Check every line of the material below for the string "more", and return the ones that have it.
===== RECORDS SHOWN =====
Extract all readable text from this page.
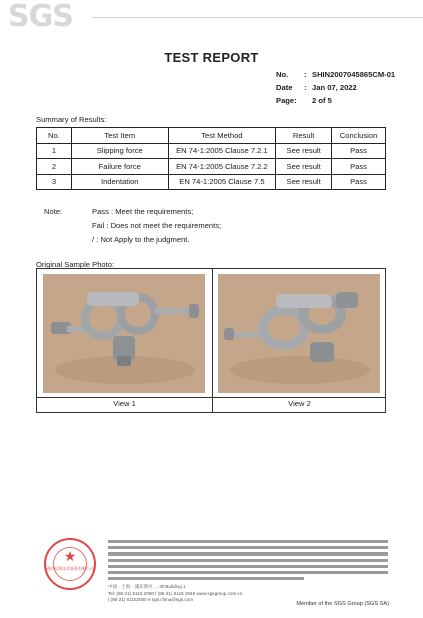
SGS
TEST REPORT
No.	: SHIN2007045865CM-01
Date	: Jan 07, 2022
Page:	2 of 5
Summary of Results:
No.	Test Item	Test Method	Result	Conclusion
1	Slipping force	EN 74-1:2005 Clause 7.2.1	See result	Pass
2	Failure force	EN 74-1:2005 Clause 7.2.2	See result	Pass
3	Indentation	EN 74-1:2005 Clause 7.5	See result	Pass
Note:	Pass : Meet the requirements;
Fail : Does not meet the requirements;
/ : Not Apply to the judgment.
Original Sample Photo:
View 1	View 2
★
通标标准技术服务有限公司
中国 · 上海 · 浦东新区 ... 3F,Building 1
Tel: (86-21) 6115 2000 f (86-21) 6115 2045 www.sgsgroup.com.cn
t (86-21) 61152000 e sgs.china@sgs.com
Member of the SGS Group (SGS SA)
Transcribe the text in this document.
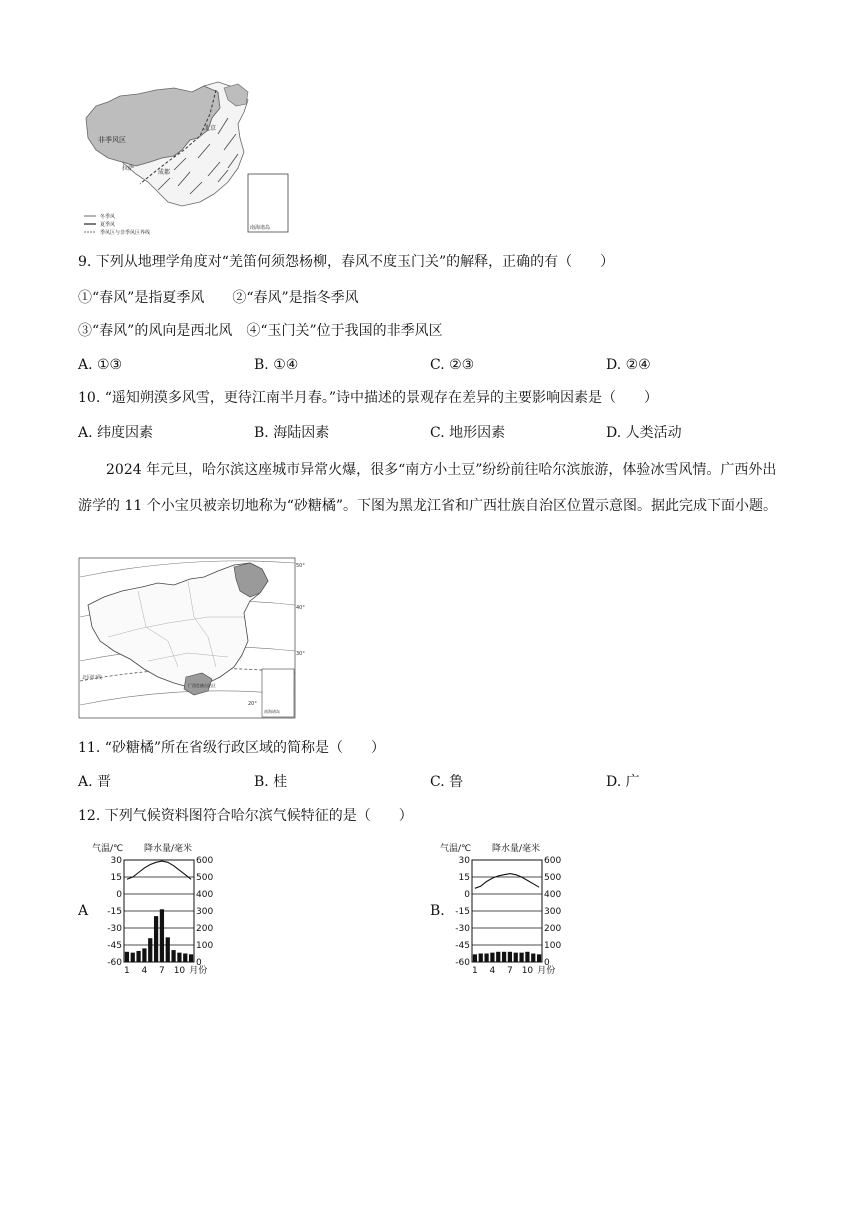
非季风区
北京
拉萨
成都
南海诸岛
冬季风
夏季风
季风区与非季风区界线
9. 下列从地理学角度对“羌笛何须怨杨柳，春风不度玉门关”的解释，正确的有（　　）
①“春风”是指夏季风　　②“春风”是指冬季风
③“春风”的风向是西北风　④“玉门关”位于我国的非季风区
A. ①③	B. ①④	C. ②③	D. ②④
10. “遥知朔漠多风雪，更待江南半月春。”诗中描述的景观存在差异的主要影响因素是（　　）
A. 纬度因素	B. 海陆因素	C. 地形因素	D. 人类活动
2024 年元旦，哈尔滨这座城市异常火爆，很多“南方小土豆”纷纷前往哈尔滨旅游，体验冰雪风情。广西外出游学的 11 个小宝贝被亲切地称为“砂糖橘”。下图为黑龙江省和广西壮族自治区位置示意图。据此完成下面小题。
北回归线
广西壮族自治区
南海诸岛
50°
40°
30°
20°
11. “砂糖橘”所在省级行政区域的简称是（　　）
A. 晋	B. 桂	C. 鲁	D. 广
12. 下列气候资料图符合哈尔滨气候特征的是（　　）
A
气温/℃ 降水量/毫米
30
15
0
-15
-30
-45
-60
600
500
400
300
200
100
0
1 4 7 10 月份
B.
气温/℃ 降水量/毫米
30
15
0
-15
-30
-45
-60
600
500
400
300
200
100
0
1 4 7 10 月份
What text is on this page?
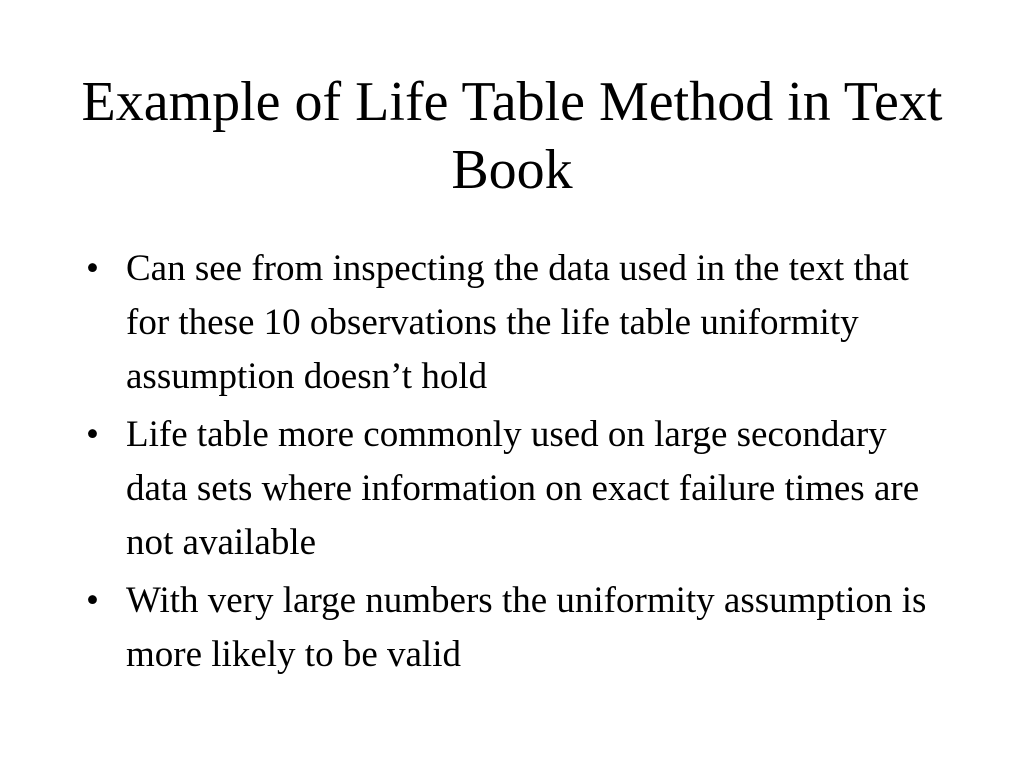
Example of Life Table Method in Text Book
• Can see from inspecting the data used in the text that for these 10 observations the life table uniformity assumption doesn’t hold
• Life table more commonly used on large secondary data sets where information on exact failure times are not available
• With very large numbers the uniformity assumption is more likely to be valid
=====
===== RECORDS SHOWN =====
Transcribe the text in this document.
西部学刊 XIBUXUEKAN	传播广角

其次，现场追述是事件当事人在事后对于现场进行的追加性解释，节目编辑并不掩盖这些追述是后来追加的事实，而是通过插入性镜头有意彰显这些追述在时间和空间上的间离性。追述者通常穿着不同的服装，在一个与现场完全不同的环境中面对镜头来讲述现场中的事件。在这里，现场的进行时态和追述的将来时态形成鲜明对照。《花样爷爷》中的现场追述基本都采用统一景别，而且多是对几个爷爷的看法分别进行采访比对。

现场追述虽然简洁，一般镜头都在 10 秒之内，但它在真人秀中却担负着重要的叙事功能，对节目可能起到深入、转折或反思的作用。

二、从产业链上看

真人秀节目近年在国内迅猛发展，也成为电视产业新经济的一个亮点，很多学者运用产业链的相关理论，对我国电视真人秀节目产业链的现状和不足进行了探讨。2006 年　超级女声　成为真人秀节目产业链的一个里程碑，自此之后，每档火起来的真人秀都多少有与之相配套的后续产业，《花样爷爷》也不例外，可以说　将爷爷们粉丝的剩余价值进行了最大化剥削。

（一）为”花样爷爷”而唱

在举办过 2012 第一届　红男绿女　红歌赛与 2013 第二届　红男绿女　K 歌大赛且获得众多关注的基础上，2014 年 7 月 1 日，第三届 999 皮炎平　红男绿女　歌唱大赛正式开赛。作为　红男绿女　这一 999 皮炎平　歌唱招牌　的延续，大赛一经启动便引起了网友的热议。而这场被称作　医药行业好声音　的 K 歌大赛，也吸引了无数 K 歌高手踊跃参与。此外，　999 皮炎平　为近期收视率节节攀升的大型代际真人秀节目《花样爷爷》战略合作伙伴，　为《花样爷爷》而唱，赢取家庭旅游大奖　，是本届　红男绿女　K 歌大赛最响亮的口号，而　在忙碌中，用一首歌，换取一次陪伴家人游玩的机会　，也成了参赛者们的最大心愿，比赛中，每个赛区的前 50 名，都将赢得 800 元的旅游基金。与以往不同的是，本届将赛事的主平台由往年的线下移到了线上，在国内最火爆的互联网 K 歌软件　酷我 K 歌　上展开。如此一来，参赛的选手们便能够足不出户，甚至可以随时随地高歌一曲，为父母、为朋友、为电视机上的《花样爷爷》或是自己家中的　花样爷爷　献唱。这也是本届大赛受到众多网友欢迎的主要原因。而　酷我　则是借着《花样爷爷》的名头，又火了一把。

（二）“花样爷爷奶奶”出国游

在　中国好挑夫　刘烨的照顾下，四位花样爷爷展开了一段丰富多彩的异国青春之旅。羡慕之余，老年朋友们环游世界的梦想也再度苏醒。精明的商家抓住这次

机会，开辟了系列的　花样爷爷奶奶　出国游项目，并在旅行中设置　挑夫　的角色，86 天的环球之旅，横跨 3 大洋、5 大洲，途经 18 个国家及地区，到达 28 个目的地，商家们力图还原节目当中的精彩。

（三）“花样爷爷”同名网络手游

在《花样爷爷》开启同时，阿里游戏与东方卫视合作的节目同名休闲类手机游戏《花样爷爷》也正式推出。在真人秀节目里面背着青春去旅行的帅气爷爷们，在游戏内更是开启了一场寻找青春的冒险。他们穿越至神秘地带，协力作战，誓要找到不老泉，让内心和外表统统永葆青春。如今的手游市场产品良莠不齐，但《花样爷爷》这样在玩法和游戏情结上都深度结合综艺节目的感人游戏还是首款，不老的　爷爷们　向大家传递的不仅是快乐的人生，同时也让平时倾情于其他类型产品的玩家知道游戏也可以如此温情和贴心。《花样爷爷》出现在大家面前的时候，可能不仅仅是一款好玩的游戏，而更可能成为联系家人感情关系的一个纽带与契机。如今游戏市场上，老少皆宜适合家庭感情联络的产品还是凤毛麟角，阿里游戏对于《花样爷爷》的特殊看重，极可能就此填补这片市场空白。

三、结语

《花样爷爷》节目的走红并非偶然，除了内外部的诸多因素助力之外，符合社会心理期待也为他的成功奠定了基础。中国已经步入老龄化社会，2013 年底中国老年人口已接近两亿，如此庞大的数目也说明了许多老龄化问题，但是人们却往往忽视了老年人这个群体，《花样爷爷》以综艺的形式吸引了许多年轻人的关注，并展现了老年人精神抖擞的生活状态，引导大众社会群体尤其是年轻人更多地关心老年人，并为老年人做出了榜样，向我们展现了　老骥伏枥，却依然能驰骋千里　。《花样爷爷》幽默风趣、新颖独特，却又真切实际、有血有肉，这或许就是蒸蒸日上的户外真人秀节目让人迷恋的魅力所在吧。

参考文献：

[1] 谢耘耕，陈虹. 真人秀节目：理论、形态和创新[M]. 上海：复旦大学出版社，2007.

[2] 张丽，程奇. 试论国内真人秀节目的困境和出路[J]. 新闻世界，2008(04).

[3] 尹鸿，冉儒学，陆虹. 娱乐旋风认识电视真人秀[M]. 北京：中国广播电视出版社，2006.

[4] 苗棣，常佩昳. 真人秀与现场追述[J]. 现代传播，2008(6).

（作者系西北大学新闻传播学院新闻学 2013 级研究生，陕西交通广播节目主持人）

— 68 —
=====
===== RECORDS SHOWN =====
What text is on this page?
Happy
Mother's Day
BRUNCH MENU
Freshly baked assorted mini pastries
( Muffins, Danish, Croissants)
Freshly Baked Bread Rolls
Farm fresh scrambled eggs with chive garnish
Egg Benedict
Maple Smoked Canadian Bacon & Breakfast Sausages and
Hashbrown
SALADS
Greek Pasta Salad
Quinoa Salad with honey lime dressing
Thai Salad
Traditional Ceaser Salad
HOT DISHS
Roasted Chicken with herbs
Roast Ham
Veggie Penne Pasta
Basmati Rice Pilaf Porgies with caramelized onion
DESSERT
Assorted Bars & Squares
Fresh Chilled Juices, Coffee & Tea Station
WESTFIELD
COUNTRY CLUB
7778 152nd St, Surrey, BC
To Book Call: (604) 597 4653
=====
EXERCISE ANSWER ->
• Life table more commonly used on large secondary data sets where information on exact failure times are not available
• With very large numbers the uniformity assumption is more likely to be valid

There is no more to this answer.